■ To do:
Count the lines in the listing below that contain the string "Flanger", and give only the number.

[start of Extracted records]

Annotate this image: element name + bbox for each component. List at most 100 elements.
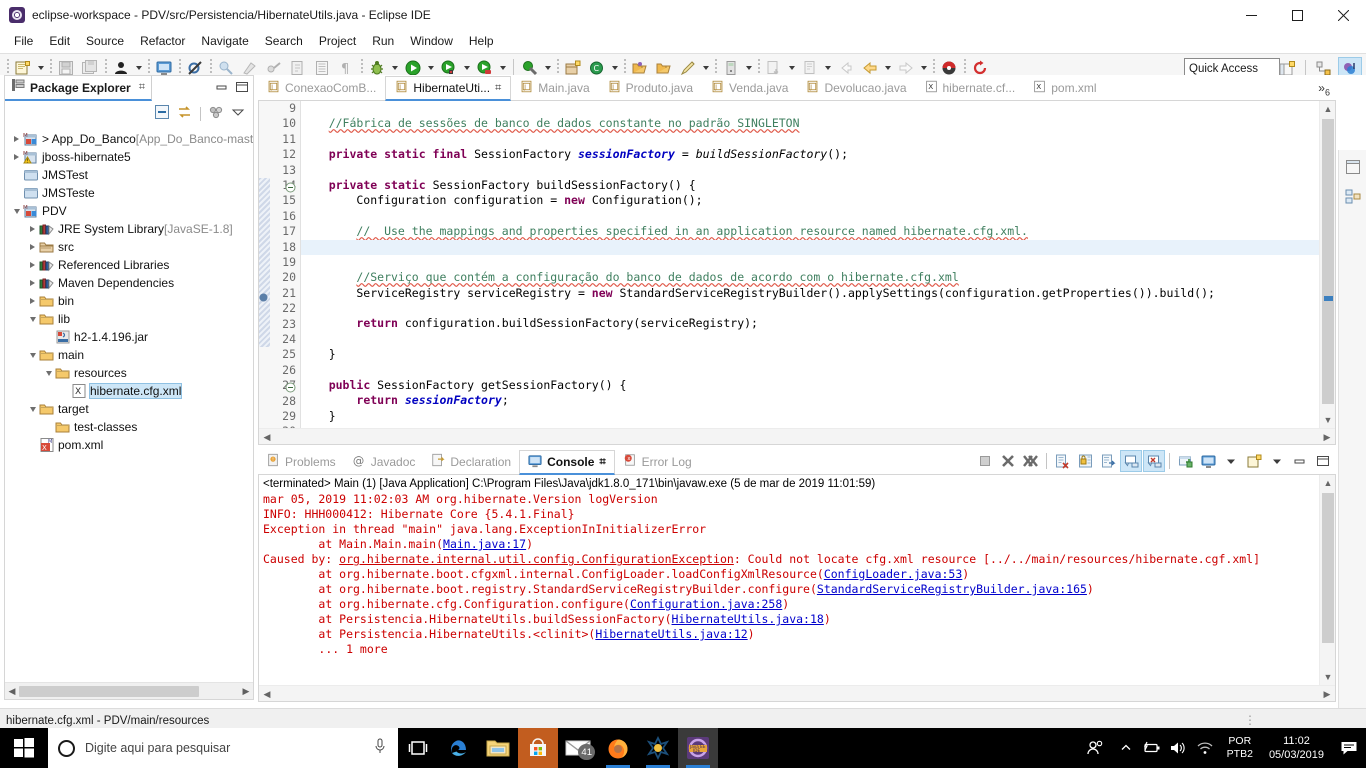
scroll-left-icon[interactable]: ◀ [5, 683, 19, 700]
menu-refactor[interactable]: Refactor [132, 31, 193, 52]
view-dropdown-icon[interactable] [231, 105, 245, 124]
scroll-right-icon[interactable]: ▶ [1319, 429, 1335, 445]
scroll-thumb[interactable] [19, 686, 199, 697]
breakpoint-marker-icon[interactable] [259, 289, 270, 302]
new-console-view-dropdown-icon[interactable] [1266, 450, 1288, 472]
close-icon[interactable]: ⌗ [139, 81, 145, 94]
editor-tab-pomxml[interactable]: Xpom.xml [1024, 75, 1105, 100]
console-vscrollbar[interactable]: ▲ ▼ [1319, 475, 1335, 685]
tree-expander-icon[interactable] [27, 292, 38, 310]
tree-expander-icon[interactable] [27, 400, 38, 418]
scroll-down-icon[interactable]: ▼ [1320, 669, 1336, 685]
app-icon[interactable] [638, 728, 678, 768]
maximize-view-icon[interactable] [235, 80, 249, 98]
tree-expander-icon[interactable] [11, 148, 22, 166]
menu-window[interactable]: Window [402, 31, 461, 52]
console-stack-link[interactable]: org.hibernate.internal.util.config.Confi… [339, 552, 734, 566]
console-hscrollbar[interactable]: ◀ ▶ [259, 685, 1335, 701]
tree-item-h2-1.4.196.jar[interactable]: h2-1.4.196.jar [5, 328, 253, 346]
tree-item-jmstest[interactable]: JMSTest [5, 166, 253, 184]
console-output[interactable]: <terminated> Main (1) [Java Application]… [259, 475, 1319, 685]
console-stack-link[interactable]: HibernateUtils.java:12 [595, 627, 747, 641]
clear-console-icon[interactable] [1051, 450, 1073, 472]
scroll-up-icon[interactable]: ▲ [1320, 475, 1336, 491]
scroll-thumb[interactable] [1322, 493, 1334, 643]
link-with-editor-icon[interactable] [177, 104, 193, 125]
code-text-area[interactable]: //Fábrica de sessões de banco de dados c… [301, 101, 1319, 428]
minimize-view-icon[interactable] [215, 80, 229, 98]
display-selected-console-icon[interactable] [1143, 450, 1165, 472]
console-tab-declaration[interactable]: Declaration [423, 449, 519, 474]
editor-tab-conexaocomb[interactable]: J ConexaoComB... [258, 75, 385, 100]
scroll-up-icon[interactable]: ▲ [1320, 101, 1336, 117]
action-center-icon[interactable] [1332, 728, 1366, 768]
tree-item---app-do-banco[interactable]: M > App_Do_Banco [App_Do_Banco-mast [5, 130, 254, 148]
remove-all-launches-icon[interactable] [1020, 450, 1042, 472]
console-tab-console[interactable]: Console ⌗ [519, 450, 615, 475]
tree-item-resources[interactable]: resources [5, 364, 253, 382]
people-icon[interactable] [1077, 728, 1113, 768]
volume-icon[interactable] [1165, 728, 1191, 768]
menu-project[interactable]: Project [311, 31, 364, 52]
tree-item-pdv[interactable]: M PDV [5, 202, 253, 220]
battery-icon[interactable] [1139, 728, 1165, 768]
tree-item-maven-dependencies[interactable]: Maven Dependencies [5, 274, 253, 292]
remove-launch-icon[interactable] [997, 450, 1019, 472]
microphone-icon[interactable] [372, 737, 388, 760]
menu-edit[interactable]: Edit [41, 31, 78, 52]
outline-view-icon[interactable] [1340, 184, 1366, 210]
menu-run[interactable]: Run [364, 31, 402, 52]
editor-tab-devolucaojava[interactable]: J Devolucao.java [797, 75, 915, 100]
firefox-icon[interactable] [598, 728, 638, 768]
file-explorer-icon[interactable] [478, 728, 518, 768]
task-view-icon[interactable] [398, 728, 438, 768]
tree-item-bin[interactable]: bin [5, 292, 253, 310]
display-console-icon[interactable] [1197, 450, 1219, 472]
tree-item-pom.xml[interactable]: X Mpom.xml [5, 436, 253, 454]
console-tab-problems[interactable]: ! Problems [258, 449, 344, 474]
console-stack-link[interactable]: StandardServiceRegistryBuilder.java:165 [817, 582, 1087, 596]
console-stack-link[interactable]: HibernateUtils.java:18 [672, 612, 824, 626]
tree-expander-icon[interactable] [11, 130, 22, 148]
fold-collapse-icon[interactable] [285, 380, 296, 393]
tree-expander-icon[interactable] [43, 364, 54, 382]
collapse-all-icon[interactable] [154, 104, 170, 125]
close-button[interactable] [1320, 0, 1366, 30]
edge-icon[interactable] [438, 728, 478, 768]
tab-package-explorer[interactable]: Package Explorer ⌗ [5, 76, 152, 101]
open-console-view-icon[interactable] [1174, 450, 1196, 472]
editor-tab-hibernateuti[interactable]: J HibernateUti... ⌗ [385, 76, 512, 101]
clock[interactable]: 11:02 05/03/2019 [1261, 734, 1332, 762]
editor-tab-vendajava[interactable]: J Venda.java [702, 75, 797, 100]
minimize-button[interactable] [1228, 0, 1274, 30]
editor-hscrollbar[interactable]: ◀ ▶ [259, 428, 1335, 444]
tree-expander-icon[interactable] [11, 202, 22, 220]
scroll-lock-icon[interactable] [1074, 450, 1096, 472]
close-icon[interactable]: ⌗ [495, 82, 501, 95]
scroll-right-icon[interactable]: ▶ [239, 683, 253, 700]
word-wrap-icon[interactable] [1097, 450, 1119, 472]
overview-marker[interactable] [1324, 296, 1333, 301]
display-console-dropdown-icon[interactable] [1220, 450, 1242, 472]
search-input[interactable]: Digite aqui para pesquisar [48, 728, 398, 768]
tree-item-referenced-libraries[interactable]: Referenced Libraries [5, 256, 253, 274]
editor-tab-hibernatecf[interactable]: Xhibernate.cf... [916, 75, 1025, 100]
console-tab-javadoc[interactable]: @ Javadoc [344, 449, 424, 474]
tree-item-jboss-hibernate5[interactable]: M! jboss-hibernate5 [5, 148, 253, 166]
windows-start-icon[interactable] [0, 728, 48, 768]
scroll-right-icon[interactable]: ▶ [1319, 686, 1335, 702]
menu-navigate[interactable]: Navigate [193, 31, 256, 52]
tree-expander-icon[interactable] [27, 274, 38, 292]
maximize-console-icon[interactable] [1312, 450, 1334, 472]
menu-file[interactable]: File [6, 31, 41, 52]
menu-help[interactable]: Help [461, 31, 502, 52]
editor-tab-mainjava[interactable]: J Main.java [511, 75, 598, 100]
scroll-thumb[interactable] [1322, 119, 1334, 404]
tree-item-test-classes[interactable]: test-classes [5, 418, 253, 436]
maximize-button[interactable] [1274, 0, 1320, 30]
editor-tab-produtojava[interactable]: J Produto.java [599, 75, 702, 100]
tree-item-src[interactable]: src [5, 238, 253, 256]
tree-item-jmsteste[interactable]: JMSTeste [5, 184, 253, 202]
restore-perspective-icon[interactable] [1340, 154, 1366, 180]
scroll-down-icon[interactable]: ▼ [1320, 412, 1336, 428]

[end of Extracted records]
[start of Extracted records]

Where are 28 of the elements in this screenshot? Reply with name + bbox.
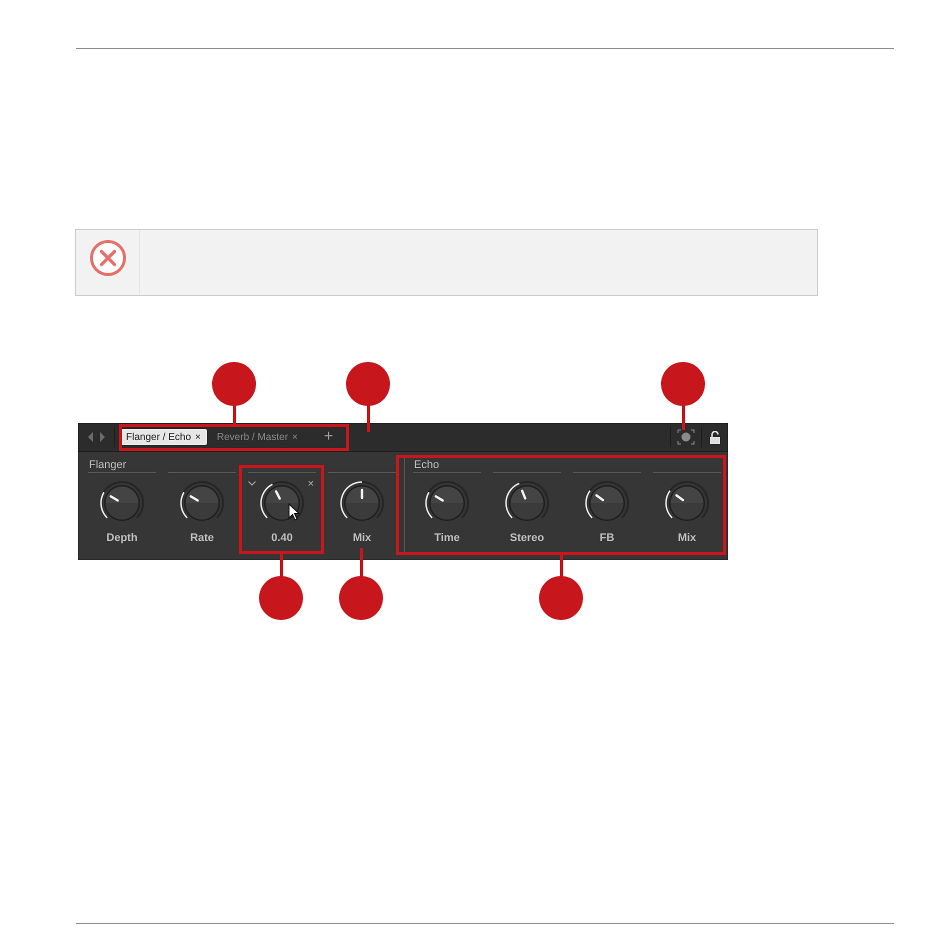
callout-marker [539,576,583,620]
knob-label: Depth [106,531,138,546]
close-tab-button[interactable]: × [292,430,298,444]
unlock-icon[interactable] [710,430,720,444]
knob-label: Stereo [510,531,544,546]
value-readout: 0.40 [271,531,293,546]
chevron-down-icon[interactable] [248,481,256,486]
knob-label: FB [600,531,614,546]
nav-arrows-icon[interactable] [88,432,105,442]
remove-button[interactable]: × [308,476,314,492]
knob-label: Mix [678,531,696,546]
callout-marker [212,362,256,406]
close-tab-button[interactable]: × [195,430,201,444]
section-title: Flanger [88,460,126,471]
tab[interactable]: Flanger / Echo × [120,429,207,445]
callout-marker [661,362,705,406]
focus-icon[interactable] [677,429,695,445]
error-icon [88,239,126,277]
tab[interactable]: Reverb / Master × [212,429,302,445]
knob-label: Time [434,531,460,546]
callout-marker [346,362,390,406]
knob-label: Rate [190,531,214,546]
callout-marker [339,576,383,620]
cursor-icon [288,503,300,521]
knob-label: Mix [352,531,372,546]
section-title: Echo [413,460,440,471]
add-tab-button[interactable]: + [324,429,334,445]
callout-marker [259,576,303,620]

[end of Extracted records]
[start of Extracted records]

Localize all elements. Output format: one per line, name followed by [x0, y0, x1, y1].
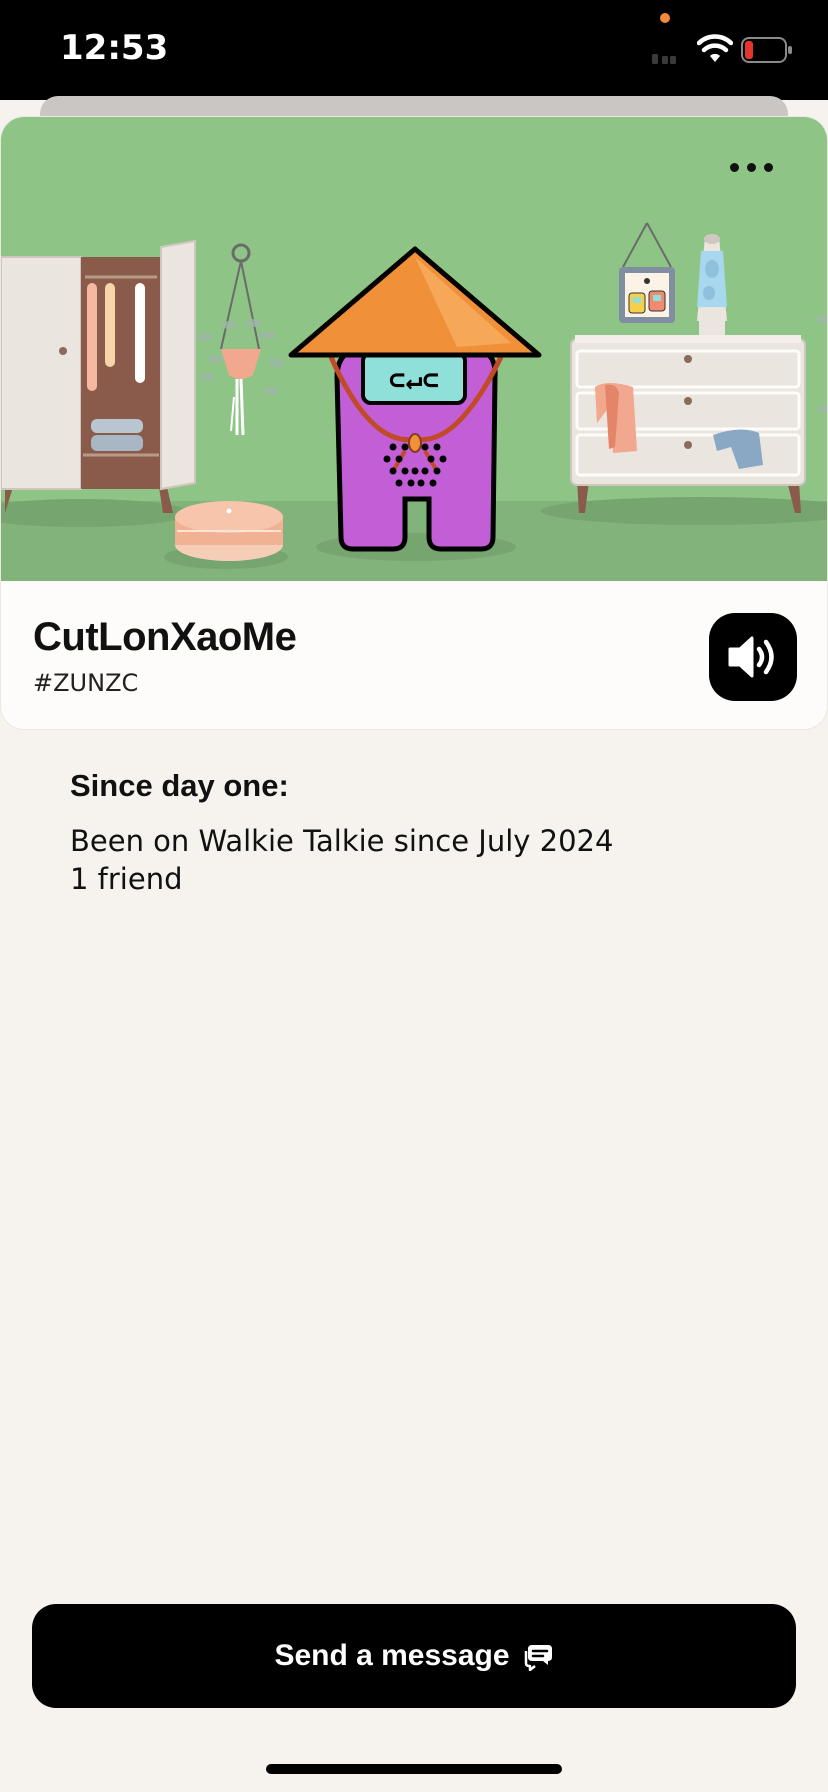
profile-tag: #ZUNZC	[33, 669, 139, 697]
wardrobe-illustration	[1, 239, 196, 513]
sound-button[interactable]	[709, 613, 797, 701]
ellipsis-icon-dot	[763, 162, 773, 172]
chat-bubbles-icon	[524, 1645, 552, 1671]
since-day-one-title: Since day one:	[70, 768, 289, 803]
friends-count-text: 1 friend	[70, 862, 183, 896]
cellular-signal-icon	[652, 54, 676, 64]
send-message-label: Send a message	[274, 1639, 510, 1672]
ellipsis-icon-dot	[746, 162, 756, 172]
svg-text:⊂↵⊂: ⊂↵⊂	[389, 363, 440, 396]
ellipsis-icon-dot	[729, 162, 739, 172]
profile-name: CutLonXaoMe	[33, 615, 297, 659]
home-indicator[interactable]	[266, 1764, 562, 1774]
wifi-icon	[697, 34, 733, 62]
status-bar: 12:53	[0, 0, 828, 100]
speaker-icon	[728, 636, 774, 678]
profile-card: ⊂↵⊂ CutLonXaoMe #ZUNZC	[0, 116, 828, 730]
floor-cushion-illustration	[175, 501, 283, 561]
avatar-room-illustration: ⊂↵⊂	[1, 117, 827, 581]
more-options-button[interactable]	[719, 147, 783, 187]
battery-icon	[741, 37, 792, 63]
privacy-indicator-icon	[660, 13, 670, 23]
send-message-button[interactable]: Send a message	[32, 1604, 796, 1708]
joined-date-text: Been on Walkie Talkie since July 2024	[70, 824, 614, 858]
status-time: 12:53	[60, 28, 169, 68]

[end of Extracted records]

■ Reply:
2